***** Supplied records

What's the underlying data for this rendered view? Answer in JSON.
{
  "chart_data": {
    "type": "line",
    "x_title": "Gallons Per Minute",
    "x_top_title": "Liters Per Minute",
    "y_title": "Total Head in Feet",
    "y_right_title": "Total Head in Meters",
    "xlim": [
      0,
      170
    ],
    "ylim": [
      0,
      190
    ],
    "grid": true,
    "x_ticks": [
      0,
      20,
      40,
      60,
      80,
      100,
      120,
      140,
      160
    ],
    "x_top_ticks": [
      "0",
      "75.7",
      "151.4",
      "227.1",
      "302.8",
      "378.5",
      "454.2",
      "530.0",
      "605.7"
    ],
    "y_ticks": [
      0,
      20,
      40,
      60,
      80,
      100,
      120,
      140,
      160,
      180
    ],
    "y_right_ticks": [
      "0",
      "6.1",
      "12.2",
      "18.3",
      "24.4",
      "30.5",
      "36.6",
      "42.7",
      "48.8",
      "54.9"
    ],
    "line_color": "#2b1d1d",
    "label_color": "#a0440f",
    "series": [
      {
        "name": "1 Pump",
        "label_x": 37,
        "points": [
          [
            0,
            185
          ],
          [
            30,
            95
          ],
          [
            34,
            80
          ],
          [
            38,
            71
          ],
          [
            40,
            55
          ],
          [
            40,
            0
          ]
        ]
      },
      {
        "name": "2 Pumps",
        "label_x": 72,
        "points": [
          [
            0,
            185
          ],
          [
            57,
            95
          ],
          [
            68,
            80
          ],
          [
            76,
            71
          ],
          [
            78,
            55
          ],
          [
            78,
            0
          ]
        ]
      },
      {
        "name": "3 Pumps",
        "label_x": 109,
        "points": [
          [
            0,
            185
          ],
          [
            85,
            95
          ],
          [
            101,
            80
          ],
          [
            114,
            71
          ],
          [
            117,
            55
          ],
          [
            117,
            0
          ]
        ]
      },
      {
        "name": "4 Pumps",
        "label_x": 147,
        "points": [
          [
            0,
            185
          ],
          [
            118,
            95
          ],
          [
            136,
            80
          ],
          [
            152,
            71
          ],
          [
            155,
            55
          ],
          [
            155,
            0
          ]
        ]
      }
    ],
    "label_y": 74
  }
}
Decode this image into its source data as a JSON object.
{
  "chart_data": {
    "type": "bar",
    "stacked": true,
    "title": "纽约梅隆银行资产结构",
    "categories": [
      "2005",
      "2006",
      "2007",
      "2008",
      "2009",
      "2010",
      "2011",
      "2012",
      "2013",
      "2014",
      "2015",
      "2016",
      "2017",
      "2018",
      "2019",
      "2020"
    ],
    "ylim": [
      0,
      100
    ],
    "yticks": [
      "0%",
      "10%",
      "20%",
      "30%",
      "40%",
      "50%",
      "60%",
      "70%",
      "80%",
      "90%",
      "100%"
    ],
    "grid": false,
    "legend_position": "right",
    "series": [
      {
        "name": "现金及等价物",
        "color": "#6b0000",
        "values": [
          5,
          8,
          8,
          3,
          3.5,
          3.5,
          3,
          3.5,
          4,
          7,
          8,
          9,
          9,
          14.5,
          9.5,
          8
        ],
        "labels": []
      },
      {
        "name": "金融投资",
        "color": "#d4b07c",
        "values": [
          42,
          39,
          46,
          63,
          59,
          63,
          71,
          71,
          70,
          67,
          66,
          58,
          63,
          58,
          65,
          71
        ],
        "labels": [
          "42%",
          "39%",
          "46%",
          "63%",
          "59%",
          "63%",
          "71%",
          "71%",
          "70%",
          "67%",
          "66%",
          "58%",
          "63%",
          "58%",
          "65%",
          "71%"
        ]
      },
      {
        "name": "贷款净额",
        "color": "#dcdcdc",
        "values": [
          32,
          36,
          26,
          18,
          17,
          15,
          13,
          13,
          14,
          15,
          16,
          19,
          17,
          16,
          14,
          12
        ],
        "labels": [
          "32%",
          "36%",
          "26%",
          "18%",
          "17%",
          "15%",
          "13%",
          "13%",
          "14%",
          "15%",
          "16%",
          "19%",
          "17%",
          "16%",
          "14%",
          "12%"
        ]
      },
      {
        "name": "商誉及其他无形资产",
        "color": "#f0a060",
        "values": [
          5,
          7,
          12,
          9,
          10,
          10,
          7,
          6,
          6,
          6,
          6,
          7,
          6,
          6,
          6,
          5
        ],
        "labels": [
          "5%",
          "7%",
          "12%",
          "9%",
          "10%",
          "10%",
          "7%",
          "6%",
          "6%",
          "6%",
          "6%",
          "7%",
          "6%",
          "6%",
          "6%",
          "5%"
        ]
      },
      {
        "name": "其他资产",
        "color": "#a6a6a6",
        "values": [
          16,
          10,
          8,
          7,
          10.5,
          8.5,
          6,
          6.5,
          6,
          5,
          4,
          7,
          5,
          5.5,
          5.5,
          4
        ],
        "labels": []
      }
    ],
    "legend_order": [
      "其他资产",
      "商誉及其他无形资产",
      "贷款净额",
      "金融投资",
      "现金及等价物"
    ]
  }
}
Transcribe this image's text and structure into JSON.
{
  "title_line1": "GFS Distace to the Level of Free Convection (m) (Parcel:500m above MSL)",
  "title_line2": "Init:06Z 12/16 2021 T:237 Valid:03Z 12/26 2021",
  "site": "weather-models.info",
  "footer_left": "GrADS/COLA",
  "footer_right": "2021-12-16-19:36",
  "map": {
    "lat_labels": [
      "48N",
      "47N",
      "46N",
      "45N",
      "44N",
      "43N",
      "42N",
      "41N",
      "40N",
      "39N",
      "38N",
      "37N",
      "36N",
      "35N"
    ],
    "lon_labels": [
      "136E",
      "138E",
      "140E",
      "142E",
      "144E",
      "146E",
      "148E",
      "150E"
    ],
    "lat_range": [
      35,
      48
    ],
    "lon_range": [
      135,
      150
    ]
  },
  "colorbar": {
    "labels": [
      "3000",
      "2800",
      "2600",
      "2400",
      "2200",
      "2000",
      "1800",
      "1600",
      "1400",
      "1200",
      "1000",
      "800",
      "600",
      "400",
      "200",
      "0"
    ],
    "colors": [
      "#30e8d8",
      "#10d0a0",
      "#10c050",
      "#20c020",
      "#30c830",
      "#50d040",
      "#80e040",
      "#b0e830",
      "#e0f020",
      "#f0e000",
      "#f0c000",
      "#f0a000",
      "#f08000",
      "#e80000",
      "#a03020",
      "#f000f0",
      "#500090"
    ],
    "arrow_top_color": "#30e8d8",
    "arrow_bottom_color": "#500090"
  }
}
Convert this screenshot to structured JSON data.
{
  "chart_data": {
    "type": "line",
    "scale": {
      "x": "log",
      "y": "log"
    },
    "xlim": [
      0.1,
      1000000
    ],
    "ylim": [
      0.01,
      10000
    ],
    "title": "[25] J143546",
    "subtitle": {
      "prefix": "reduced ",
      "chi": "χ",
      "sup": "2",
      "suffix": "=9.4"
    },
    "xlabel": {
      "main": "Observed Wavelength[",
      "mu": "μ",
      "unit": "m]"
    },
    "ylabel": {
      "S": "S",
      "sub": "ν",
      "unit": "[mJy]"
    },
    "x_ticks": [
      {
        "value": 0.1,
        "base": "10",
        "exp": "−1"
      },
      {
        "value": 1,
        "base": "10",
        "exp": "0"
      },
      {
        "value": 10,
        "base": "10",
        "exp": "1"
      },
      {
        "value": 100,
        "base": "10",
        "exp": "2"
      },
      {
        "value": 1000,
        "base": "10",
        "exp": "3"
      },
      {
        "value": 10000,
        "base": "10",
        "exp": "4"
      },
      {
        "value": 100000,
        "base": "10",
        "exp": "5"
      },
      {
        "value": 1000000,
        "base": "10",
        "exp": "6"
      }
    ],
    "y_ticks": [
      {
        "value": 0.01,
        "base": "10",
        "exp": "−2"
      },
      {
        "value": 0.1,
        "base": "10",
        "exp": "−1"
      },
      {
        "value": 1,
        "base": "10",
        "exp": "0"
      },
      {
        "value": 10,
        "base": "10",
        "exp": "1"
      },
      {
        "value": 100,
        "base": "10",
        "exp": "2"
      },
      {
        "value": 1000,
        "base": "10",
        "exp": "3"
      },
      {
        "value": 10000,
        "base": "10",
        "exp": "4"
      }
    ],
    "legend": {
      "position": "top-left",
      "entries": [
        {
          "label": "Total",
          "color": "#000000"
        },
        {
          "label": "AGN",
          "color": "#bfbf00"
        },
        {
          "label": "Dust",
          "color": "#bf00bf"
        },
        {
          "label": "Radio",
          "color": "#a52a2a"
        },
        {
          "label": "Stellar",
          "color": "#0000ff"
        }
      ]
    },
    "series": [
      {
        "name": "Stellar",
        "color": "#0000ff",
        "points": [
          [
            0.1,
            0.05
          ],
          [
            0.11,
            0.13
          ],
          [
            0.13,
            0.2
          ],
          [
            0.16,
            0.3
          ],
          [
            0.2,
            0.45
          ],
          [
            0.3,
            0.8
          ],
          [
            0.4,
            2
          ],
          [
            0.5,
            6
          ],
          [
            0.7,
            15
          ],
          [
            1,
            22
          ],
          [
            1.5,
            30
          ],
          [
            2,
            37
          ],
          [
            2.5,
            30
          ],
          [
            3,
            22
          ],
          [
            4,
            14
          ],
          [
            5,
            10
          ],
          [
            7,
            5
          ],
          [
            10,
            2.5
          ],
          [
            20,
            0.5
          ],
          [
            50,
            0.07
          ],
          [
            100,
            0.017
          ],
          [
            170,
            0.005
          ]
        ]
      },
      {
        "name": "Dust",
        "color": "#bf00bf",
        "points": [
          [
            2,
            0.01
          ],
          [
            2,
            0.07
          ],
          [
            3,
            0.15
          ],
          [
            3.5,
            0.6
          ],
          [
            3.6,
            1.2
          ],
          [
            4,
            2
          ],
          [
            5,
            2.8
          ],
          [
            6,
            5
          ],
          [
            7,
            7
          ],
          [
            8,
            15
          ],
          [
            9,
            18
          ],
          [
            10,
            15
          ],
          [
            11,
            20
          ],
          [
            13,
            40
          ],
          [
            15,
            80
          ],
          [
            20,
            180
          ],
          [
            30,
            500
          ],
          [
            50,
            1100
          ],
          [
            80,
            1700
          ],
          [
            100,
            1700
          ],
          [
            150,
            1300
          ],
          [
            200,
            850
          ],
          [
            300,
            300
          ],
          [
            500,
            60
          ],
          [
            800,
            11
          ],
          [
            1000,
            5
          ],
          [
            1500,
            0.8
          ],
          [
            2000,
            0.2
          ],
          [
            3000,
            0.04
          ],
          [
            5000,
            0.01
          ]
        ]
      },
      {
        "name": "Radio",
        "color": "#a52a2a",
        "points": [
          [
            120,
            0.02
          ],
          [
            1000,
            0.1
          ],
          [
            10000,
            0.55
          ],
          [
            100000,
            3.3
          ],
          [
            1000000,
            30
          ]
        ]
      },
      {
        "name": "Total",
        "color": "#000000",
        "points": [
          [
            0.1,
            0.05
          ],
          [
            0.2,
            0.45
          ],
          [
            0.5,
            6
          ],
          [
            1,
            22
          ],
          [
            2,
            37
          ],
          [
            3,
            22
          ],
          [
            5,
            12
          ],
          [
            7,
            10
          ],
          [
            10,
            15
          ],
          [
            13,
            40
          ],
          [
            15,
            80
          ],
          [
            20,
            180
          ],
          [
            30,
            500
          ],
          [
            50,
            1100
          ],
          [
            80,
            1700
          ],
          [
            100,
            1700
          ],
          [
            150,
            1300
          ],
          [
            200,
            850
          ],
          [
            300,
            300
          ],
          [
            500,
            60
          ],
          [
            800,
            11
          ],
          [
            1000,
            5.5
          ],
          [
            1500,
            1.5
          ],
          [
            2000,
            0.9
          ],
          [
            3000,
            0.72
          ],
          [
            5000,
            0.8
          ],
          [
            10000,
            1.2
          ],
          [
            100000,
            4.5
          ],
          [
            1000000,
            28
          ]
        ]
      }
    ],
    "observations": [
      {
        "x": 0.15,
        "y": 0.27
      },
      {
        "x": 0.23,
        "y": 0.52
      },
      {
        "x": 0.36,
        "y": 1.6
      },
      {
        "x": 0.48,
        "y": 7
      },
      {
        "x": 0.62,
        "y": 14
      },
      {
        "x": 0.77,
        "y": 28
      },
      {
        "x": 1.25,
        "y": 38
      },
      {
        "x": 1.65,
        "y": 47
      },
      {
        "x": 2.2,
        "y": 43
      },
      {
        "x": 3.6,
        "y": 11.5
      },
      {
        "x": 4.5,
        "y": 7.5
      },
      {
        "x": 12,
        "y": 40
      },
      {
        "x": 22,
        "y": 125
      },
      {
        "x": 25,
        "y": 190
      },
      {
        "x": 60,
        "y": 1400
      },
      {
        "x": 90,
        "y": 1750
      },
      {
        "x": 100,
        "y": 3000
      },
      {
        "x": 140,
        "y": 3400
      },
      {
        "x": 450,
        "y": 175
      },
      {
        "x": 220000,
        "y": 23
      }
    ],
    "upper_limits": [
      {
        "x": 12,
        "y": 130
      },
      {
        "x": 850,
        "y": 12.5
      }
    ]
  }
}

**********

» **What to produce**
Which lines hold the word "JSON"? Copy all of them.

» **Problem solution**
What's the underlying data for this rendered view? Answer in JSON.
Decode this image into its source data as a JSON object.
Transcribe this image's text and structure into JSON.
Convert this screenshot to structured JSON data.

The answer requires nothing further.